**Work to do**. Extract every line of the material that holds the string "hole".

**Extracted records**.
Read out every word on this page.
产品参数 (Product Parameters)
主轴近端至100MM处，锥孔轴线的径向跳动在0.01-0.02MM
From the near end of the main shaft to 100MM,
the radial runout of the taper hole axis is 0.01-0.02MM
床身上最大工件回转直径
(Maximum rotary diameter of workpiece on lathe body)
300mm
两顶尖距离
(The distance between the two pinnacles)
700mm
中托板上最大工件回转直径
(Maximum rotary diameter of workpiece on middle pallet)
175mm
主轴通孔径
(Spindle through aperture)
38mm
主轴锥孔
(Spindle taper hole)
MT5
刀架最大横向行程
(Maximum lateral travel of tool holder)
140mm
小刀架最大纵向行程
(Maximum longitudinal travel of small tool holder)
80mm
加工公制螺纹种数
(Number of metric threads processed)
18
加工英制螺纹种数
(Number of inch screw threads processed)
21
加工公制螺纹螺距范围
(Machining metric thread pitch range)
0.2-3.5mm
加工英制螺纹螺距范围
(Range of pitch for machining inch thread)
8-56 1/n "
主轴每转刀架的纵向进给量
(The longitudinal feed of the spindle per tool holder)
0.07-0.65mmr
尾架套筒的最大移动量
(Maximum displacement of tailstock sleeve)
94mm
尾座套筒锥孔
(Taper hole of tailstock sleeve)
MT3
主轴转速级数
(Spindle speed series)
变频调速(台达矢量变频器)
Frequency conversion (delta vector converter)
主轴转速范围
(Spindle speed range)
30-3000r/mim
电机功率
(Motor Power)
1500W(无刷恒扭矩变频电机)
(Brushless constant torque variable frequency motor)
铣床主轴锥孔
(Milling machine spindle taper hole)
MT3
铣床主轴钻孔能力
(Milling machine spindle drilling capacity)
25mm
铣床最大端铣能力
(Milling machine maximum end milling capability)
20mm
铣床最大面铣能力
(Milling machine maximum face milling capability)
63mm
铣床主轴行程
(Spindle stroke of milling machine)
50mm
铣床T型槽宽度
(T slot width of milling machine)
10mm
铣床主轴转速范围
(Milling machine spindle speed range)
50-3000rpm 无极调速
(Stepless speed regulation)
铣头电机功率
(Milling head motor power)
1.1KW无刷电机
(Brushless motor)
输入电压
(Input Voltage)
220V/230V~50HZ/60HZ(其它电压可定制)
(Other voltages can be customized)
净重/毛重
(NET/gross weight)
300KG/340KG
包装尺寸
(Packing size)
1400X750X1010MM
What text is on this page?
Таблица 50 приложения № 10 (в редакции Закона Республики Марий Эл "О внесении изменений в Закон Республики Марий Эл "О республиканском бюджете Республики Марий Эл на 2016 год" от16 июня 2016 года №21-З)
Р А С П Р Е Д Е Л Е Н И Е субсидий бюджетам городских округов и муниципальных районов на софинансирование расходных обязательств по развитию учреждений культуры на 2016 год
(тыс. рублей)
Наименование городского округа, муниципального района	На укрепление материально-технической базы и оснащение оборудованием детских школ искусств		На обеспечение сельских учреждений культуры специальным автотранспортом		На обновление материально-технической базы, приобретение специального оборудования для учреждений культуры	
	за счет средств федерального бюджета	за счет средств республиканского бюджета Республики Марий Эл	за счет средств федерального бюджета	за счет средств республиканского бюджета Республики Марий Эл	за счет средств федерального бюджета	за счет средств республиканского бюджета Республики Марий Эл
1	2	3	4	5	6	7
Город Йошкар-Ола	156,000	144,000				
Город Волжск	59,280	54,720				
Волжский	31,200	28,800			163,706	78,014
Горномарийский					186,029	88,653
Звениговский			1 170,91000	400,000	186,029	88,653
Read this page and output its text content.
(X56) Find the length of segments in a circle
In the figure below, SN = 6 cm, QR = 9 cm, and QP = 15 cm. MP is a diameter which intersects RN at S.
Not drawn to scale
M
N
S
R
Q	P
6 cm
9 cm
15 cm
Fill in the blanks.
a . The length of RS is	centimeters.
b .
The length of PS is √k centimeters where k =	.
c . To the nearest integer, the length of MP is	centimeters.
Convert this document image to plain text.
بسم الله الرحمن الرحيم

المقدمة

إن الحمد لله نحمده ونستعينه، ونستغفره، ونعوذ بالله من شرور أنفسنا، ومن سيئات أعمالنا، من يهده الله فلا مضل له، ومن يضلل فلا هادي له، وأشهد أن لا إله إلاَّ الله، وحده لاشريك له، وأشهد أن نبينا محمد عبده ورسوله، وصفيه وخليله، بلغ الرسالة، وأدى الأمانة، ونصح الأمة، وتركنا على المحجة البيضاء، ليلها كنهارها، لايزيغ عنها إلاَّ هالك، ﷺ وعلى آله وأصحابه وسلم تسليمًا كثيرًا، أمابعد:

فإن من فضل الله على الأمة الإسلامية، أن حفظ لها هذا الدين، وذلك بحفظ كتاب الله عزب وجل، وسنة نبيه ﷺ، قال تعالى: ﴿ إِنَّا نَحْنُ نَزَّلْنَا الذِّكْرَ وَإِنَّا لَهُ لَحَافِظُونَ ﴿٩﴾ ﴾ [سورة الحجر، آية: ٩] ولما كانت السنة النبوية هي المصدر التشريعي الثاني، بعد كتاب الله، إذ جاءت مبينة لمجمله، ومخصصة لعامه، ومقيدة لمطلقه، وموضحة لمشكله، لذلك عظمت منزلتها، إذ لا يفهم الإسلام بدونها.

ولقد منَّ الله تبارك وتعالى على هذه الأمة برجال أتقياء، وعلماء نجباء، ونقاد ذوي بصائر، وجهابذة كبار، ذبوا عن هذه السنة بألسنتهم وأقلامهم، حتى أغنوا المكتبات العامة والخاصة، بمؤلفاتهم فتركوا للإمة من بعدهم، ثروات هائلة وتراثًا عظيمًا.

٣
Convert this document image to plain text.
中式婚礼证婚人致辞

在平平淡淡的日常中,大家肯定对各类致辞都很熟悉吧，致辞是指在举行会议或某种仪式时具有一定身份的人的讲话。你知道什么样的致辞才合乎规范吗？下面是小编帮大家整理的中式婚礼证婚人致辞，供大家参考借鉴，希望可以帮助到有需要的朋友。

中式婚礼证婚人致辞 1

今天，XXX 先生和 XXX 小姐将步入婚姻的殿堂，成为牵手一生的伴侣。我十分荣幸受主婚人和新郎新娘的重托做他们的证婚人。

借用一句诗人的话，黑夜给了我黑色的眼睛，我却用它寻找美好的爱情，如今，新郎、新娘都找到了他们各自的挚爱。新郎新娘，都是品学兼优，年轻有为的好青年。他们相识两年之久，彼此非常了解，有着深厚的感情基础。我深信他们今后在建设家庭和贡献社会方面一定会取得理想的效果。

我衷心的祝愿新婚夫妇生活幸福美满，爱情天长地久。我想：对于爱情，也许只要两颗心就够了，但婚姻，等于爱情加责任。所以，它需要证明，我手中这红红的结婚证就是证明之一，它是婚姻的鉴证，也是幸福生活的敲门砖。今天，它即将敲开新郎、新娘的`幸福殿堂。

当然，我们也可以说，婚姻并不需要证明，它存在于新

**Output of the task**.
the radial runout of the taper hole axis is 0.01-0.02MM
(Spindle taper hole)
(Taper hole of tailstock sleeve)
(Milling machine spindle taper hole)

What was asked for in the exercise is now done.